Reproduce the court opinion excerpt below word for word, in full.

— start of PAGE EXCERPT —

Kent M. Ragsdale and Thomas R. Parker, Jefferson City, for respondent Public Service Com'n of Missouri.

W.R. England, III, Jefferson City, for intervenor-respondent Mid-American Coaches, Inc.

Elvin S. Douglas, Jr. of Crouch, Crouch, Spangler & Douglas, Harrisonville, for intervenors-respondents, Greyhound Lines, Inc., Continental Trailways, Inc., Midwest Buslines, Inc. and American Buslines, Inc.

Donald K. Anderson, Jr. of Latourette & Weyerich, St. Louis, for intervenors-respondents V-K Bus Lines, Inc. and Vandalia Bus Lines, Inc.



This appeal is taken from a circuit court judgment affirming the report and order of the Missouri Public Service Commission which denied relator's application for a certificate of public convenience and necessity. Jurisdiction for purposes of this appeal is vested in this court by § 386.540, RSMo 1978. The judgment is reversed with directions.

— end of PAGE EXCERPT —
— start of EXCERPTED RECORDS —

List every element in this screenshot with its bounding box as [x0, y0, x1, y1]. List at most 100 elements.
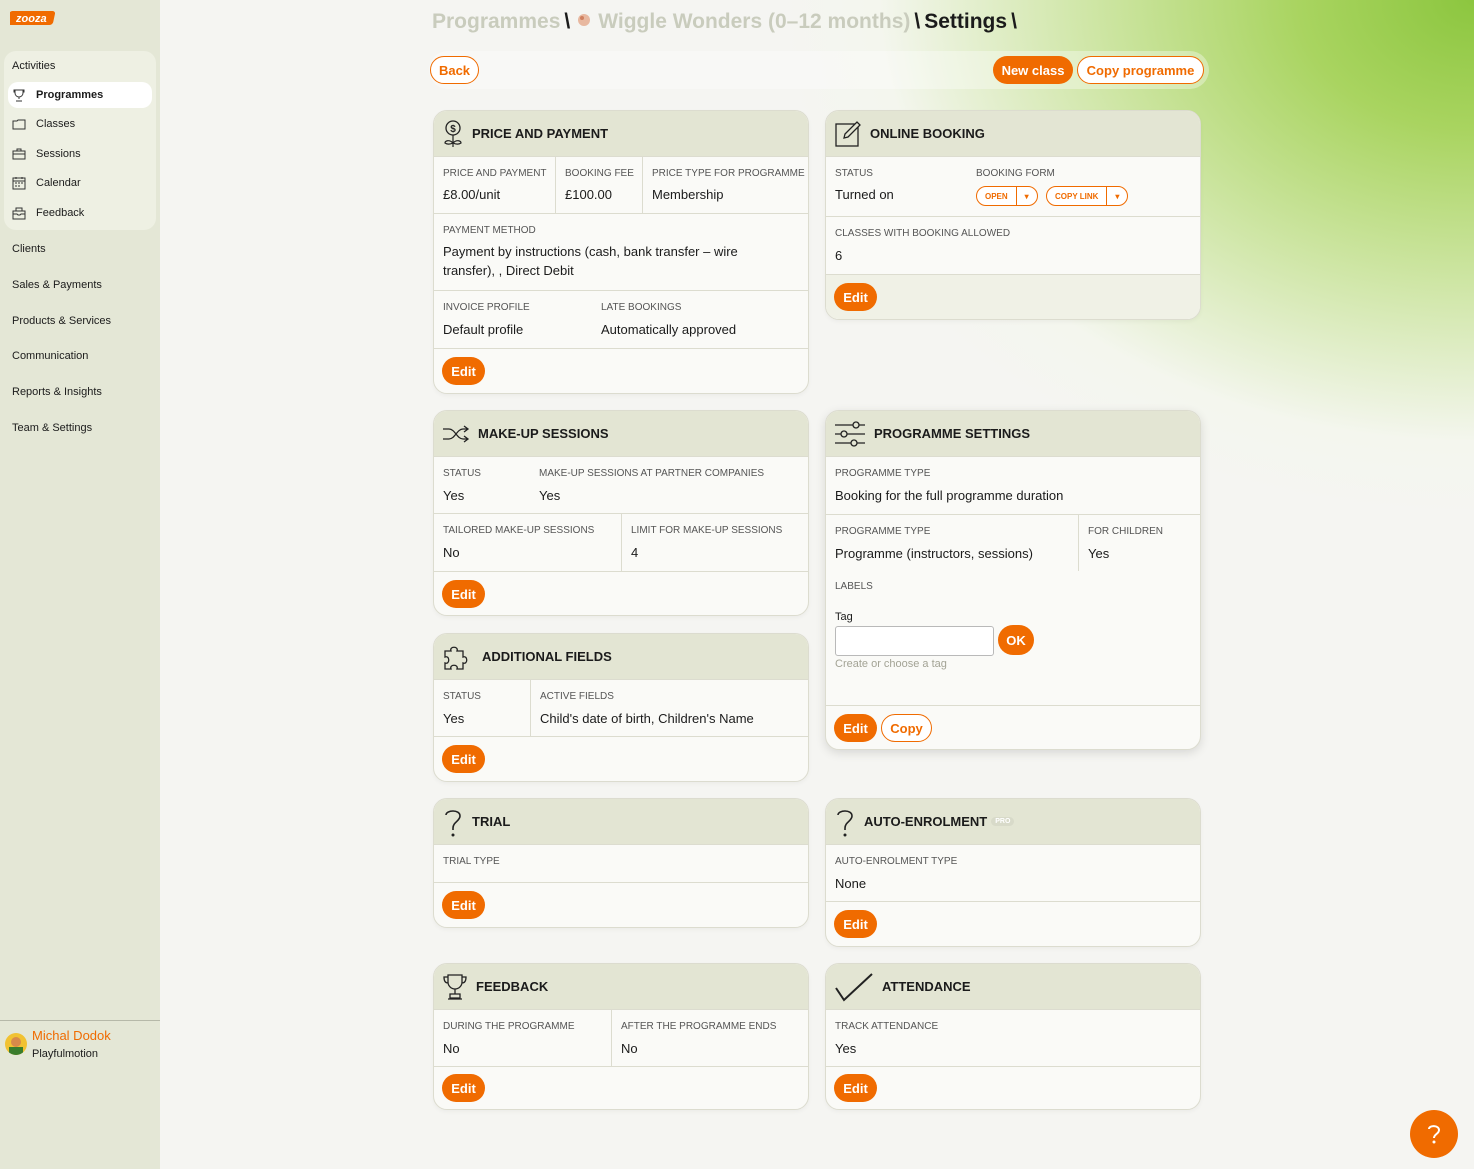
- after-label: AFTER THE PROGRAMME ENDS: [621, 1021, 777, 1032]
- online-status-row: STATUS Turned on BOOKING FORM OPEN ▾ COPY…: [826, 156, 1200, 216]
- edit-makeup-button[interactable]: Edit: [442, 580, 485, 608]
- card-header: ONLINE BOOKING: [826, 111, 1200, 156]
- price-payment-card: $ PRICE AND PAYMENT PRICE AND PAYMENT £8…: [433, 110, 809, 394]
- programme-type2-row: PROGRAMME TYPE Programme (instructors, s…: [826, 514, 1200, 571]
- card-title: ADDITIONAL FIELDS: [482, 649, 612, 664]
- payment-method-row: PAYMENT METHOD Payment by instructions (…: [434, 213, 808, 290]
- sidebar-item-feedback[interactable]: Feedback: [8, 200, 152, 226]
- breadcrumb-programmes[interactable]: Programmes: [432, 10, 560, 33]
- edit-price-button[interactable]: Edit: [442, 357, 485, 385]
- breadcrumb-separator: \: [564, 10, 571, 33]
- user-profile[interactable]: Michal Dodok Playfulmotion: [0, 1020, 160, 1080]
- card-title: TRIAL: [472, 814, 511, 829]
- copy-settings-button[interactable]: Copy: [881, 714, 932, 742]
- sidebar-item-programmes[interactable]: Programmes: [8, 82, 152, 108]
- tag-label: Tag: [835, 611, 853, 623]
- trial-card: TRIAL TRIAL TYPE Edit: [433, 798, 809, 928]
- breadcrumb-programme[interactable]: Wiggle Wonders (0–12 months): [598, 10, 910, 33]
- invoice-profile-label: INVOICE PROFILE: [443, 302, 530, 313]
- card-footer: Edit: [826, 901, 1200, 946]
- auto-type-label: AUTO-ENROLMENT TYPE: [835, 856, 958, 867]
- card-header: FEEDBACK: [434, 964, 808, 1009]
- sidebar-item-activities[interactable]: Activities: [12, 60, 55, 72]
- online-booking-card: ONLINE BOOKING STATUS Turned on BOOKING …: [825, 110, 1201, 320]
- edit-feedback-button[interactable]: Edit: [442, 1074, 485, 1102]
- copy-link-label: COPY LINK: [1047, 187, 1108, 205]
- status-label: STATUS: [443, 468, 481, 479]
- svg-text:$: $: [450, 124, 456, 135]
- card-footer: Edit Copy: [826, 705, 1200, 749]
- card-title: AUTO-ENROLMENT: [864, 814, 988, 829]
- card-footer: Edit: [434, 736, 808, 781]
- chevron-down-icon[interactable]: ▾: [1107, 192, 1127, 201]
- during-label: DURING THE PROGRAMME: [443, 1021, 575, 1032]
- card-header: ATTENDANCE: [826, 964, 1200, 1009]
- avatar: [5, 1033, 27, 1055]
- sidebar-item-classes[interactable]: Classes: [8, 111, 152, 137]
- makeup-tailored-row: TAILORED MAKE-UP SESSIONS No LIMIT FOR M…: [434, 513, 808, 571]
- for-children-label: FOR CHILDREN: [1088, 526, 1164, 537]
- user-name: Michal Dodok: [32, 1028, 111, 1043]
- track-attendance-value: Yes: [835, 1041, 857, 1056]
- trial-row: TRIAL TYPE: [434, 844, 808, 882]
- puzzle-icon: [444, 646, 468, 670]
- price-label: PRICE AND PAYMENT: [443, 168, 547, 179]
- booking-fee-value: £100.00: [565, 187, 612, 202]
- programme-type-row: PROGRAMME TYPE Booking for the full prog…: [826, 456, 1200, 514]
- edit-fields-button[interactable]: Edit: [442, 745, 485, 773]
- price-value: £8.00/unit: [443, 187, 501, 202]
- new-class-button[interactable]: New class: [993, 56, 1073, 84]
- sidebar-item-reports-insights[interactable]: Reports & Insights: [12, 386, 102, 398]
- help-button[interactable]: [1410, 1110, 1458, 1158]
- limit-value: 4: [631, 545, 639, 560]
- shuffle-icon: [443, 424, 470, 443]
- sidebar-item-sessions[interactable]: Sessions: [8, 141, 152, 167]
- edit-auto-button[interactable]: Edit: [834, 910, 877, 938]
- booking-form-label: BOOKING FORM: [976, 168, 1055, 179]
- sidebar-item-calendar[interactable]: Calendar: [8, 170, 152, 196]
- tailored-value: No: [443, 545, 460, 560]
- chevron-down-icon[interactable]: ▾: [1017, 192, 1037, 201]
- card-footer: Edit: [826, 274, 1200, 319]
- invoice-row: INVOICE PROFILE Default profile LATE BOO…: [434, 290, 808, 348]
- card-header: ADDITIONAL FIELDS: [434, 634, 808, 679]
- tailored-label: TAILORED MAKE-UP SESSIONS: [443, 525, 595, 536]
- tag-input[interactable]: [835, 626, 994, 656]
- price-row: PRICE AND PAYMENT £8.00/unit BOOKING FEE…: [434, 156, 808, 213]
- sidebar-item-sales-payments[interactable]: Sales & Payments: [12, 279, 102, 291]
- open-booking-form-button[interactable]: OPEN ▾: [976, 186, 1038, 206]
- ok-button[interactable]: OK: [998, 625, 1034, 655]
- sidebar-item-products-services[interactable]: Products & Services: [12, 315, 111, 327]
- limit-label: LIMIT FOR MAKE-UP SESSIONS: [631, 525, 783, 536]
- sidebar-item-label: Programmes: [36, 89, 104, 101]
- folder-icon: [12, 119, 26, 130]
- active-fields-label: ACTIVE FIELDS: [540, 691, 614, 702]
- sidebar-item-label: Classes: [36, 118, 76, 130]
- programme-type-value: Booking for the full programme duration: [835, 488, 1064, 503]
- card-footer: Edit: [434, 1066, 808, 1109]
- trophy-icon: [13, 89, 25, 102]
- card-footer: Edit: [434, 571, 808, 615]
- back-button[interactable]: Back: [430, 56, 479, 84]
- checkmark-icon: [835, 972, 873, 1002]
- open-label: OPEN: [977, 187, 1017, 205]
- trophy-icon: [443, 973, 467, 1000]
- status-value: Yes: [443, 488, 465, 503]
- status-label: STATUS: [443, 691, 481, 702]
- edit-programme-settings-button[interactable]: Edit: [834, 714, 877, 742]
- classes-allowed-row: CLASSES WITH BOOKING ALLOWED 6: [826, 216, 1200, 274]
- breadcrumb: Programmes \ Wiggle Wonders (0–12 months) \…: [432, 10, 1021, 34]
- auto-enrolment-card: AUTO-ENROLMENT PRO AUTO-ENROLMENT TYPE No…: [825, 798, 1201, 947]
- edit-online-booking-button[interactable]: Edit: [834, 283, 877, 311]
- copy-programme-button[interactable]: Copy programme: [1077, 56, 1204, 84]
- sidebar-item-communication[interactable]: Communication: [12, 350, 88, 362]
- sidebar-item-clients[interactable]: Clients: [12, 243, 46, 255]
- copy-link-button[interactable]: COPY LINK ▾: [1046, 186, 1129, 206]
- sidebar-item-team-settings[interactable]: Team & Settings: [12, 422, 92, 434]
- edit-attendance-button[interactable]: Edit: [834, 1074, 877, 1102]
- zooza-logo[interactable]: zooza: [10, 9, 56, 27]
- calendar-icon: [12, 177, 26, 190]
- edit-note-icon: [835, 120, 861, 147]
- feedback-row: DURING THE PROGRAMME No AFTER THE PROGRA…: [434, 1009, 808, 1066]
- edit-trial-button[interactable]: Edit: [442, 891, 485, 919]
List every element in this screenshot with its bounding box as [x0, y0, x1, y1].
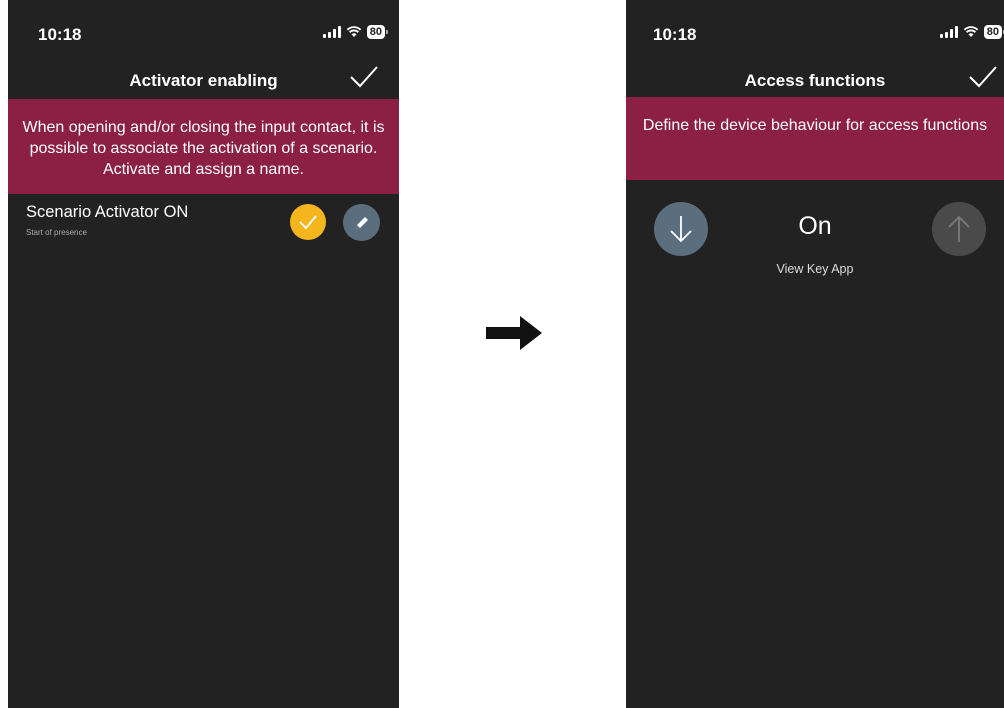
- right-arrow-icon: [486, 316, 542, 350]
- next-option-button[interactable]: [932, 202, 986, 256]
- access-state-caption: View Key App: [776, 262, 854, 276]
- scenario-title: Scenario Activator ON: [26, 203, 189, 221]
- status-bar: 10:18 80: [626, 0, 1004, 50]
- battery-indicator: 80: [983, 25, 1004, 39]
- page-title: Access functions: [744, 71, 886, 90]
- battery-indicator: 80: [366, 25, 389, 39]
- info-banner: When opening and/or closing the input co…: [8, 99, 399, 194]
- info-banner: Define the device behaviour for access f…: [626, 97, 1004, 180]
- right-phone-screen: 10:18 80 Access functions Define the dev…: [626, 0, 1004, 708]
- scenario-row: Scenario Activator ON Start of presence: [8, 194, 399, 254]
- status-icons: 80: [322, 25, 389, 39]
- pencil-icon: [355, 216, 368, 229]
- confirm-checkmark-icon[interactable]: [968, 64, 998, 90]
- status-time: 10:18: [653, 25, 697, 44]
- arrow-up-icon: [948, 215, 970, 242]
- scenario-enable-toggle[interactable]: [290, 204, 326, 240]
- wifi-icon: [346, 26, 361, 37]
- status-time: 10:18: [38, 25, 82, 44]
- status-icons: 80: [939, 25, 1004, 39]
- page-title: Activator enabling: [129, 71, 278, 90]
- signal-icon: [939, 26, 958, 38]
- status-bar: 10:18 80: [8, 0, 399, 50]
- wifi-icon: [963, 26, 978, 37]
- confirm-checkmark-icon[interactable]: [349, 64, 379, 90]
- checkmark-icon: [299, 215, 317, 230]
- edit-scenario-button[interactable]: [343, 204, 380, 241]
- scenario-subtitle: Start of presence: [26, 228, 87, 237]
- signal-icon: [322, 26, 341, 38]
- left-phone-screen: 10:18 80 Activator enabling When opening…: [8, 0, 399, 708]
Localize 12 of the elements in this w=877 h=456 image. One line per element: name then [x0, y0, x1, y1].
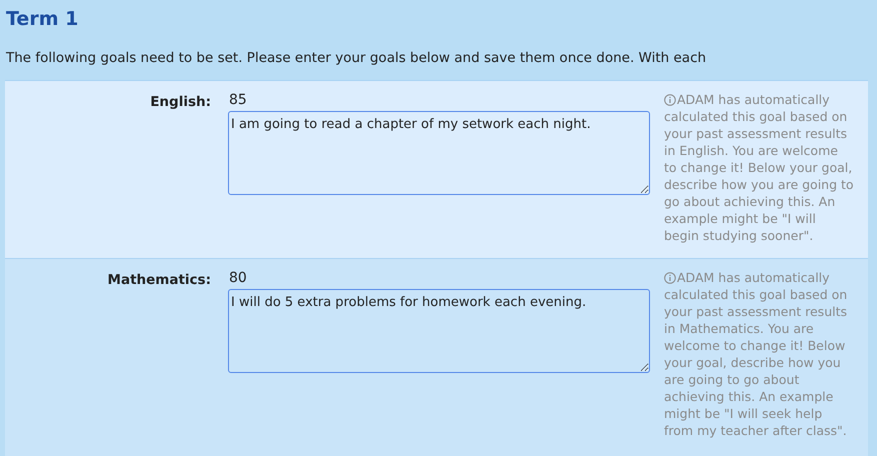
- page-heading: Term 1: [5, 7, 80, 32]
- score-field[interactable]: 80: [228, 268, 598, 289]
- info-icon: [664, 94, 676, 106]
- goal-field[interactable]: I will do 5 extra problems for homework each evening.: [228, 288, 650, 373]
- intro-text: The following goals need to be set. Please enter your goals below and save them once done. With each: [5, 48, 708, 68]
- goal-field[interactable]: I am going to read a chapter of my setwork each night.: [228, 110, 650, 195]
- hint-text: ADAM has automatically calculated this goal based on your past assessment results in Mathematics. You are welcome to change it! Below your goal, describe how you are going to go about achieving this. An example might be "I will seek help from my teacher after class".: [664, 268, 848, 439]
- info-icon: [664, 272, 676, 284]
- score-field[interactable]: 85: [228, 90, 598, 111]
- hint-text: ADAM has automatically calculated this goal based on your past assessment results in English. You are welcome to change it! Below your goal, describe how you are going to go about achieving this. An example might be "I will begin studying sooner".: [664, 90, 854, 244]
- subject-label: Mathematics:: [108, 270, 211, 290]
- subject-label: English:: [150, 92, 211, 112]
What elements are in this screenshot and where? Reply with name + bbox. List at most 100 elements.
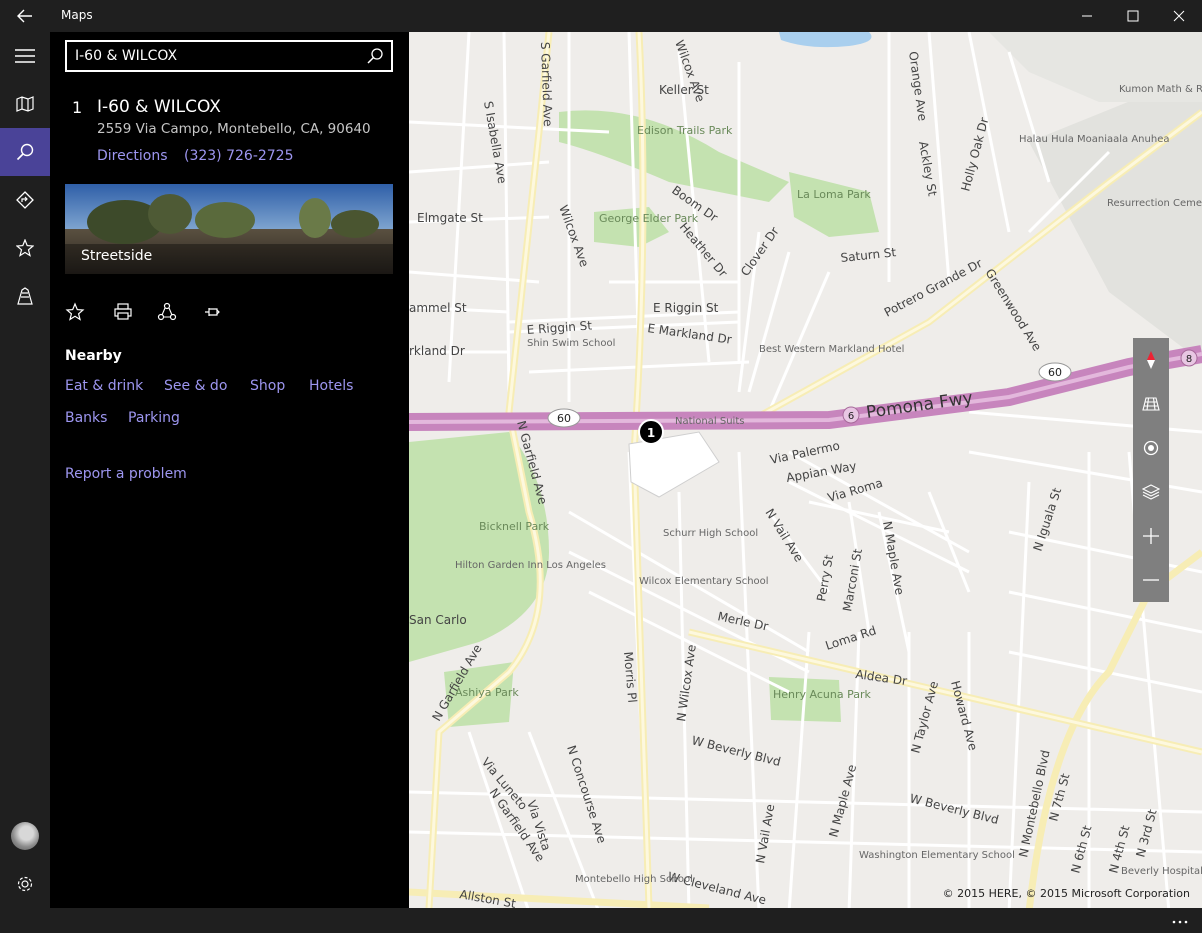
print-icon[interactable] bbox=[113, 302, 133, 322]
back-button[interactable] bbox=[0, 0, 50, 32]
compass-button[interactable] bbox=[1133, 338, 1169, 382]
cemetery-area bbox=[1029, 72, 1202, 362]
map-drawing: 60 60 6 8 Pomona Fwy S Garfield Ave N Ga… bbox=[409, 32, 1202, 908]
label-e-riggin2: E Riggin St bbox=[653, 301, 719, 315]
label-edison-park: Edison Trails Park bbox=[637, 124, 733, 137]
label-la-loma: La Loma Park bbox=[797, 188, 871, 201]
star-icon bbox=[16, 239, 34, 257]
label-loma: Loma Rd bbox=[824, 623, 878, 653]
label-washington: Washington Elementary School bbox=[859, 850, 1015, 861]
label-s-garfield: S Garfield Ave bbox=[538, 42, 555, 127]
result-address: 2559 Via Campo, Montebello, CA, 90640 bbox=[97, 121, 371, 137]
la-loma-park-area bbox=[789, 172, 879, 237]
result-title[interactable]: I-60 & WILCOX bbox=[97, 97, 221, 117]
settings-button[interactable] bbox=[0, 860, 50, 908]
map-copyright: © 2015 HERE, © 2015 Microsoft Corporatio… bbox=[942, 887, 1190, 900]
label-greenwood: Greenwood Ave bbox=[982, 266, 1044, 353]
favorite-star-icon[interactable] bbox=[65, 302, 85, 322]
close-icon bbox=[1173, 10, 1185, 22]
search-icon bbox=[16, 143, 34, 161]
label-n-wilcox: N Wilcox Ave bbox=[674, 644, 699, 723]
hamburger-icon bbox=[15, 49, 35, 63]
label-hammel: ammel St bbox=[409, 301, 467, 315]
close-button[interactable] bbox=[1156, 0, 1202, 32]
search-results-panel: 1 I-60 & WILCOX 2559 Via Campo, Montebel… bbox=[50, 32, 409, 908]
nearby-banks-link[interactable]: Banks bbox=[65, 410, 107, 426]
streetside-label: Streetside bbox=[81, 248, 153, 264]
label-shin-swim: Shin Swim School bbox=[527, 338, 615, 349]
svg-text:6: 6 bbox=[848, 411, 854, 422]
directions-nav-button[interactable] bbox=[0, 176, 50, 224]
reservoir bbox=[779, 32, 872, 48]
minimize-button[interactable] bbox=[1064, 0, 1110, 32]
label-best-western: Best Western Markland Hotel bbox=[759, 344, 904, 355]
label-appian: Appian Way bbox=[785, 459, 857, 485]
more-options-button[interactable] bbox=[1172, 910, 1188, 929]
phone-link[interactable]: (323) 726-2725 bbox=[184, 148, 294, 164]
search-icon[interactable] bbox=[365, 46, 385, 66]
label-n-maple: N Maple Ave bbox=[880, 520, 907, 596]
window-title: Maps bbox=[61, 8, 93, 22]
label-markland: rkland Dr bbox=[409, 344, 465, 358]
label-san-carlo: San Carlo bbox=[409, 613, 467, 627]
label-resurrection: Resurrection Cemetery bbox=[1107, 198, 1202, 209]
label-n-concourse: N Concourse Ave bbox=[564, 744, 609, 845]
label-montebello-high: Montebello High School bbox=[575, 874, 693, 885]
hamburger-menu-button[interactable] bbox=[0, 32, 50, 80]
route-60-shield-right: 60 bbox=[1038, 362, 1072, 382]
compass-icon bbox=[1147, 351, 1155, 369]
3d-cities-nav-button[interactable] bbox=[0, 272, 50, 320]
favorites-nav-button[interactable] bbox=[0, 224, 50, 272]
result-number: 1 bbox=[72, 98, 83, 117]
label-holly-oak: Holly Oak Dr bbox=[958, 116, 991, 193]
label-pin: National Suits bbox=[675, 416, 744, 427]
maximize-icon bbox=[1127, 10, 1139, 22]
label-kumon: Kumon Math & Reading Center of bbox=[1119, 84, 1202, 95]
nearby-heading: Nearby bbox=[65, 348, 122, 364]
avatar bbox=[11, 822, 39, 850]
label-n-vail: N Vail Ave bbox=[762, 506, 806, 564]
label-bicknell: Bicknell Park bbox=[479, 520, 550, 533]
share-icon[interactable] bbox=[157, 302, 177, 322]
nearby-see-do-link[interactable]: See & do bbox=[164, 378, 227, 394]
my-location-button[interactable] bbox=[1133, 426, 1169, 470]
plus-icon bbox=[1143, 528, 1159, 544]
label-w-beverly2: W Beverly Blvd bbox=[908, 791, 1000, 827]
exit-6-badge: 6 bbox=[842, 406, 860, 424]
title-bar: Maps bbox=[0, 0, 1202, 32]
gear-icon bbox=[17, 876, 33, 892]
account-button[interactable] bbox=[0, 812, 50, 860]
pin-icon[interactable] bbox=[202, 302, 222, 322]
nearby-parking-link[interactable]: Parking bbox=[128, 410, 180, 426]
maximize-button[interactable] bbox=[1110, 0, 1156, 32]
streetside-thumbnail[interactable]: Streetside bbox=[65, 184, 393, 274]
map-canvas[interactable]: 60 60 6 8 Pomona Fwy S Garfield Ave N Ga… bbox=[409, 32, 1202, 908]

— end of EXCERPTED RECORDS —

— CORRECT RESULT —
Kent M. Ragsdale and Thomas R. Parker, Jefferson City, for respondent Public Service Com'n of Missouri.

W.R. England, III, Jefferson City, for intervenor-respondent Mid-American Coaches, Inc.

Elvin S. Douglas, Jr. of Crouch, Crouch, Spangler & Douglas, Harrisonville, for intervenors-respondents, Greyhound Lines, Inc., Continental Trailways, Inc., Midwest Buslines, Inc. and American Buslines, Inc.

Donald K. Anderson, Jr. of Latourette & Weyerich, St. Louis, for intervenors-respondents V-K Bus Lines, Inc. and Vandalia Bus Lines, Inc.



This appeal is taken from a circuit court judgment affirming the report and order of the Missouri Public Service Commission which denied relator's application for a certificate of public convenience and necessity. Jurisdiction for purposes of this appeal is vested in this court by § 386.540, RSMo 1978. The judgment is reversed with directions.